» **DO THIS**
Switch "annotation" to "text-label" in the rows from the line with "y-tick-label: 30 [49, 279, 65, 295]" up to and including the line with "x-tick-label: 1.6 [761, 593, 785, 608]". Output only those lines, otherwise unchanged.

» **MATERIAL SHOWN**
_ _ _

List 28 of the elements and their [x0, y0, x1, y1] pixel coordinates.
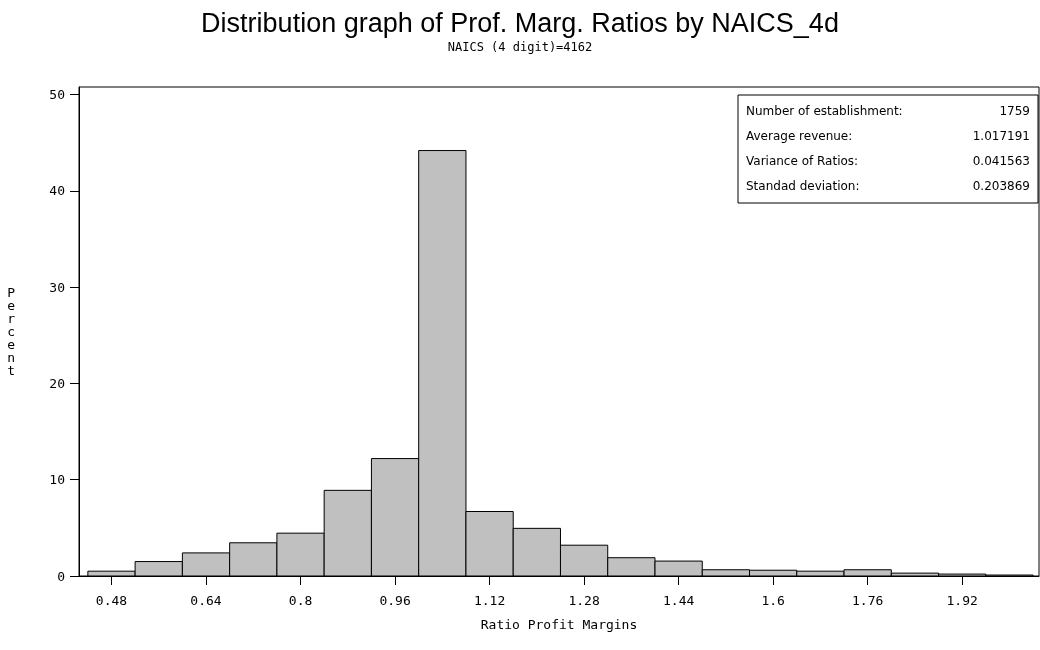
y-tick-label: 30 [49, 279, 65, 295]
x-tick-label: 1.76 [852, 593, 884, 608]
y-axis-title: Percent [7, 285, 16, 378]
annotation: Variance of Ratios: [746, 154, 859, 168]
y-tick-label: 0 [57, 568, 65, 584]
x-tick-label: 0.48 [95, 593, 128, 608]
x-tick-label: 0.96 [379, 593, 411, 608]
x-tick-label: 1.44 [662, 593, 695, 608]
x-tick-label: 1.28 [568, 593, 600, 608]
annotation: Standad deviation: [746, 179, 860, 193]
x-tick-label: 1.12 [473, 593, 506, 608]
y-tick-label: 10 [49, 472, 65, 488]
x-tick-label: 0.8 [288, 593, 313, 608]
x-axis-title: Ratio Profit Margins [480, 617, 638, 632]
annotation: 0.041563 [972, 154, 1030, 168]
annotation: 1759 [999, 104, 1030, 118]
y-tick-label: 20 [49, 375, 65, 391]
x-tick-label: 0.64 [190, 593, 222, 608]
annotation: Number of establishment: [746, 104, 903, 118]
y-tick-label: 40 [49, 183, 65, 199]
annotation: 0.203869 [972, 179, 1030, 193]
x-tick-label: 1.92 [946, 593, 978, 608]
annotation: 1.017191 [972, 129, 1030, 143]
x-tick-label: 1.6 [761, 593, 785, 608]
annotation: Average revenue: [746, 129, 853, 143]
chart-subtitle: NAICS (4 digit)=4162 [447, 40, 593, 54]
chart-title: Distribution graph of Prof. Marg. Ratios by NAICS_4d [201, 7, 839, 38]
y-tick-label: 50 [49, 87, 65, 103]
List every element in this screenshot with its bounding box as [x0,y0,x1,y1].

_ _ _

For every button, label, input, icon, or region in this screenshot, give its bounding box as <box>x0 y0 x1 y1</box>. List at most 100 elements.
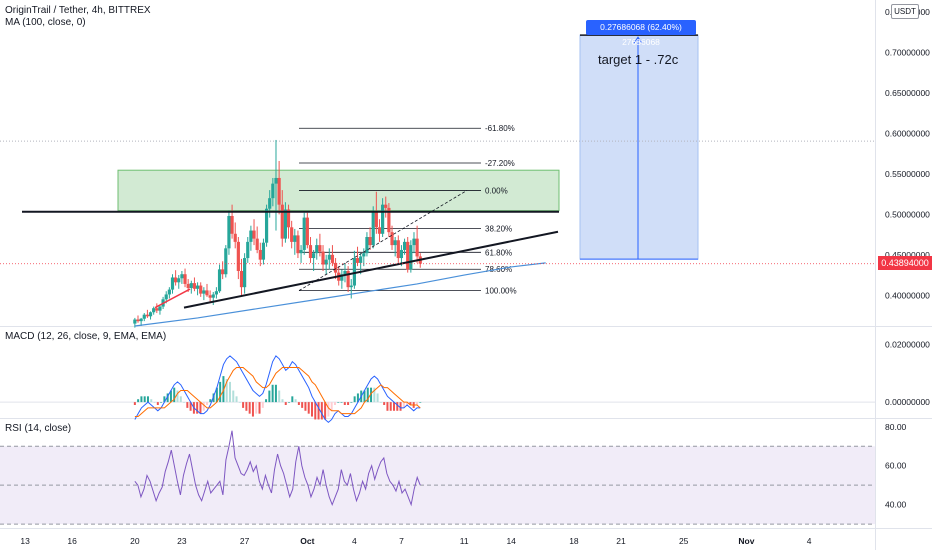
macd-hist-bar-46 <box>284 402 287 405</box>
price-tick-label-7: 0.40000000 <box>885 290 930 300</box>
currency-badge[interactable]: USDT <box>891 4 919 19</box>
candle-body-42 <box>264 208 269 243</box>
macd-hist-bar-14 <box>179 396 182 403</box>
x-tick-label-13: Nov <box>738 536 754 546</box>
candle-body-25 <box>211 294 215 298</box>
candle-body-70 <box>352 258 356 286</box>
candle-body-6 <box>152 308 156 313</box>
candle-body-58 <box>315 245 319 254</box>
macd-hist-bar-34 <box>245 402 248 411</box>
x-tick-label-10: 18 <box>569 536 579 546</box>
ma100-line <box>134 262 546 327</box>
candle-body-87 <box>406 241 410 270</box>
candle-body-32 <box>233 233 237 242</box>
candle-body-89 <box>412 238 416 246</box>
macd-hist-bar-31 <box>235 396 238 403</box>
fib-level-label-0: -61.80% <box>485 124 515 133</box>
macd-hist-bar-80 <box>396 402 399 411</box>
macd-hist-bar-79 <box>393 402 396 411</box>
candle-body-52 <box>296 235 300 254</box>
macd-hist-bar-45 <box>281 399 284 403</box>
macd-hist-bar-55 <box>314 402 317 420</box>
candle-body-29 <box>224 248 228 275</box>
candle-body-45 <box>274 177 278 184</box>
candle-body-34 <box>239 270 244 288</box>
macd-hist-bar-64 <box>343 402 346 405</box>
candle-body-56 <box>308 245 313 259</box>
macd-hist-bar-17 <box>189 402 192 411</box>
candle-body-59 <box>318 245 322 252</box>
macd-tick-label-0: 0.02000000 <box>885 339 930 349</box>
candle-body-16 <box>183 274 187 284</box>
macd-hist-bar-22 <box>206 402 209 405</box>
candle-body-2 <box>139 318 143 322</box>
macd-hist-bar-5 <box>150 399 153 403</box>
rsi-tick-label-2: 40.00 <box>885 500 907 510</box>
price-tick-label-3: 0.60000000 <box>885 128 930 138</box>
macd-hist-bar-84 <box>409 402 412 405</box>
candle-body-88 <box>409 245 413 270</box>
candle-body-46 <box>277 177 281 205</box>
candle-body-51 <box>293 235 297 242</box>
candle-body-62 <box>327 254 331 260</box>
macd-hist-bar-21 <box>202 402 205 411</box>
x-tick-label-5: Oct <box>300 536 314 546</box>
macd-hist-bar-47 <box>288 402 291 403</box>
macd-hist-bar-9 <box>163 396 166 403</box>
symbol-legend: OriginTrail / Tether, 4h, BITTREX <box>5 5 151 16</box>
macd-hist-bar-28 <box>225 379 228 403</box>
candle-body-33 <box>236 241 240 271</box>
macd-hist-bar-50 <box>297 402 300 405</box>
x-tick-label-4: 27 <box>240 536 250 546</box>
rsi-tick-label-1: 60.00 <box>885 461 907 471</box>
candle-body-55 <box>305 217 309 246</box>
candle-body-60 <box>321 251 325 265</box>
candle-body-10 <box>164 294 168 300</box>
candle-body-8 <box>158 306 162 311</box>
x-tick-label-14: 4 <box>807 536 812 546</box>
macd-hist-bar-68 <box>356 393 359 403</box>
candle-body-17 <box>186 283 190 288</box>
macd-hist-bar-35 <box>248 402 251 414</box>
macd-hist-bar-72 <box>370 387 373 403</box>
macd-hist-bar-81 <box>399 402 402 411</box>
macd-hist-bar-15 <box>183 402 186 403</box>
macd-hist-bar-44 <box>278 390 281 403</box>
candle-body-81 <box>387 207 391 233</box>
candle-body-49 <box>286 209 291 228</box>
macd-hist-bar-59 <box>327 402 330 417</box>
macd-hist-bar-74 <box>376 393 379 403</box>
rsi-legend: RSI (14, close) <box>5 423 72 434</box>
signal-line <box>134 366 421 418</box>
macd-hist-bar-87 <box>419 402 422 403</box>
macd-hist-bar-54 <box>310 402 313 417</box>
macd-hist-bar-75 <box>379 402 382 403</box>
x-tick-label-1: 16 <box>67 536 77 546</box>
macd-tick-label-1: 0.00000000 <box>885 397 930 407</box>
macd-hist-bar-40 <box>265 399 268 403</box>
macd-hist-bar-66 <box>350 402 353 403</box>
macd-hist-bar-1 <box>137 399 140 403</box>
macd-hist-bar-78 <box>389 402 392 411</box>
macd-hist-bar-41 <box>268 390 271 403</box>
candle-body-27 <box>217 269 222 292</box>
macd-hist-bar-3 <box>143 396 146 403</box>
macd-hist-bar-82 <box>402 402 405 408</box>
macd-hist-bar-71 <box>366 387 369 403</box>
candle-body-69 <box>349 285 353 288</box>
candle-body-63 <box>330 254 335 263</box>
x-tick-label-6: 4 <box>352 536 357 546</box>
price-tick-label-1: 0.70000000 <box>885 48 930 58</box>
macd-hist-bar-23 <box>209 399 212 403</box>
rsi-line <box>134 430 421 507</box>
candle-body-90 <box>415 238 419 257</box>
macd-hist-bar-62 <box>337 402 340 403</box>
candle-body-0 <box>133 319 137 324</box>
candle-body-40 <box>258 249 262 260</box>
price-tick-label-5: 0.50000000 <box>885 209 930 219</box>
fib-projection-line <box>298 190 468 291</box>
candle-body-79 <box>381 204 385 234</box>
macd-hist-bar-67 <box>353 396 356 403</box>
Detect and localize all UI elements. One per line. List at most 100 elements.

_ _ _

» **EXERCISE RESPONSE**
y-tick-label: 30 [49, 279, 65, 295]
x-tick-label: 1.76 [852, 593, 884, 608]
y-axis-title: Percent [7, 285, 16, 378]
text-label: Variance of Ratios: [746, 154, 859, 168]
y-tick-label: 0 [57, 568, 65, 584]
x-tick-label: 0.48 [95, 593, 128, 608]
x-tick-label: 0.96 [379, 593, 411, 608]
x-tick-label: 1.44 [662, 593, 695, 608]
x-tick-label: 1.28 [568, 593, 600, 608]
text-label: Standad deviation: [746, 179, 860, 193]
x-tick-label: 1.12 [473, 593, 506, 608]
y-tick-label: 10 [49, 472, 65, 488]
x-tick-label: 0.8 [288, 593, 313, 608]
x-axis-title: Ratio Profit Margins [480, 617, 638, 632]
text-label: 0.041563 [972, 154, 1030, 168]
text-label: 1759 [999, 104, 1030, 118]
y-tick-label: 20 [49, 375, 65, 391]
x-tick-label: 0.64 [190, 593, 222, 608]
text-label: Number of establishment: [746, 104, 903, 118]
y-tick-label: 40 [49, 183, 65, 199]
text-label: 0.203869 [972, 179, 1030, 193]
x-tick-label: 1.92 [946, 593, 978, 608]
text-label: 1.017191 [972, 129, 1030, 143]
x-tick-label: 1.6 [761, 593, 785, 608]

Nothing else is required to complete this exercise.